◆ GIVEN ENTRIES:
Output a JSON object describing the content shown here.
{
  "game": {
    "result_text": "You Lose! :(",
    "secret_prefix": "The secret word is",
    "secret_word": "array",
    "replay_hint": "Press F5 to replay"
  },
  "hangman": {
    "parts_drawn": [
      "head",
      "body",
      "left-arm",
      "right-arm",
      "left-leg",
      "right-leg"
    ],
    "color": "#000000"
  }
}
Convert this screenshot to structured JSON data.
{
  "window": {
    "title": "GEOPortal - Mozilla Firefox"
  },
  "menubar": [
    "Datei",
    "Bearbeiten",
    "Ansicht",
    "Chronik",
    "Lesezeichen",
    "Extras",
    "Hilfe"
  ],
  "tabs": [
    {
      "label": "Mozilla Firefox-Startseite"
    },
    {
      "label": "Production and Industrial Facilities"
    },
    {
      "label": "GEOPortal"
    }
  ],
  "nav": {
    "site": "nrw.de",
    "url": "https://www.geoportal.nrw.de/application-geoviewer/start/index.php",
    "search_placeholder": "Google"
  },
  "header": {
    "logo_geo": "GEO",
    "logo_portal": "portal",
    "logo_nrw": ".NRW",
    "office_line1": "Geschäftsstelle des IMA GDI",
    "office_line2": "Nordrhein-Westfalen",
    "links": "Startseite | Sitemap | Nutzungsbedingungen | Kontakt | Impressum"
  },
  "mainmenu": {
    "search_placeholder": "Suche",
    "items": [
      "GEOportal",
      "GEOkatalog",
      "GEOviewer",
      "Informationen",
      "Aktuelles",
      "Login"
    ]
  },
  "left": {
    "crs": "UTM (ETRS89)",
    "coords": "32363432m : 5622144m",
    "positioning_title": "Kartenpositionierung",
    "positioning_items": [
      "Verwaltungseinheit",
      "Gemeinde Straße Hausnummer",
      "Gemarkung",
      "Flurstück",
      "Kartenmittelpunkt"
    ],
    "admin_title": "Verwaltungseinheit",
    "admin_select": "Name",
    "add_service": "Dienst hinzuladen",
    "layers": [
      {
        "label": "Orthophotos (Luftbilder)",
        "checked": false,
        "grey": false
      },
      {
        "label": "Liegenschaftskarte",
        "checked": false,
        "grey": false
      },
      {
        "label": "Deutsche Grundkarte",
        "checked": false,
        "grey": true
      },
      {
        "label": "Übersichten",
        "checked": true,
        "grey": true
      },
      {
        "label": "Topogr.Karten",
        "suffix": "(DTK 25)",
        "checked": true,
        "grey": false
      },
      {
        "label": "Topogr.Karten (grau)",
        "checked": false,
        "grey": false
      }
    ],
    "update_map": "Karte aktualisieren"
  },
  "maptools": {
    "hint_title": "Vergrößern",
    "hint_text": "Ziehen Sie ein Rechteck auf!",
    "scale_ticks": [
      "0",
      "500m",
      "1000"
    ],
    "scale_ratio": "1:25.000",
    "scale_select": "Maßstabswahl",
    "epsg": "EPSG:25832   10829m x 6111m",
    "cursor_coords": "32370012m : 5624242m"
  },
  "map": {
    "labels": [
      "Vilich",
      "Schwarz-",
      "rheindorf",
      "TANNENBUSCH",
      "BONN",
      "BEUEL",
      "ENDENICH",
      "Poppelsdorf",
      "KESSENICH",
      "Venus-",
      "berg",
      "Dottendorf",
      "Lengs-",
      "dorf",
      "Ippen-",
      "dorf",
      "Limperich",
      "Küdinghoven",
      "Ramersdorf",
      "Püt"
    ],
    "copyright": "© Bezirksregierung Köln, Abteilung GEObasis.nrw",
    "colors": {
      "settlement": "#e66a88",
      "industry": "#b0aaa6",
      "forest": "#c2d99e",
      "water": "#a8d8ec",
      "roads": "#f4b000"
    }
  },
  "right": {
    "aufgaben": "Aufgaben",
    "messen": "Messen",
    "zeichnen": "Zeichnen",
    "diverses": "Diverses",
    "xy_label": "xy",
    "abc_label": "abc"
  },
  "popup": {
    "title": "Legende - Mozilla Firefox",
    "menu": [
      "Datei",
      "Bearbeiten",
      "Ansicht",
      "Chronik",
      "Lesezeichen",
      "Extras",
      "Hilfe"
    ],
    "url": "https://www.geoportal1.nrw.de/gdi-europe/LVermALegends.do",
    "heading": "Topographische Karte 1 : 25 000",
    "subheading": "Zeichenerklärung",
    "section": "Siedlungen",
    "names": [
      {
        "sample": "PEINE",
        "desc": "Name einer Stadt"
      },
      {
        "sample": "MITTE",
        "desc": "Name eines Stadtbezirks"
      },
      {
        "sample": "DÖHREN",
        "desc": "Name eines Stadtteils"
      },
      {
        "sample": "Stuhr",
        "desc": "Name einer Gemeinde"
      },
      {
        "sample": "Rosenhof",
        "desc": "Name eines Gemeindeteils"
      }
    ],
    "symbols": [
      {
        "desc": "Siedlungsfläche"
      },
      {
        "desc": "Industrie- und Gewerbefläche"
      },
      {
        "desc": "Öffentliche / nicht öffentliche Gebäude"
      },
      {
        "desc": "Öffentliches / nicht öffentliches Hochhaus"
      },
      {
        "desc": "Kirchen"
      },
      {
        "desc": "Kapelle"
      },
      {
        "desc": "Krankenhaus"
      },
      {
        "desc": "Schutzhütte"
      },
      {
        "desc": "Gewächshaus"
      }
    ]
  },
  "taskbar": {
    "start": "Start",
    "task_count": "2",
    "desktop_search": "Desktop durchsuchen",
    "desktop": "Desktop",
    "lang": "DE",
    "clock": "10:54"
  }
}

◆ REQUEST: How many of the lines in the listing above hold the word "Firefox"? Report only that figure.

◆ RESPONSE FOR THIS EXERCISE: 3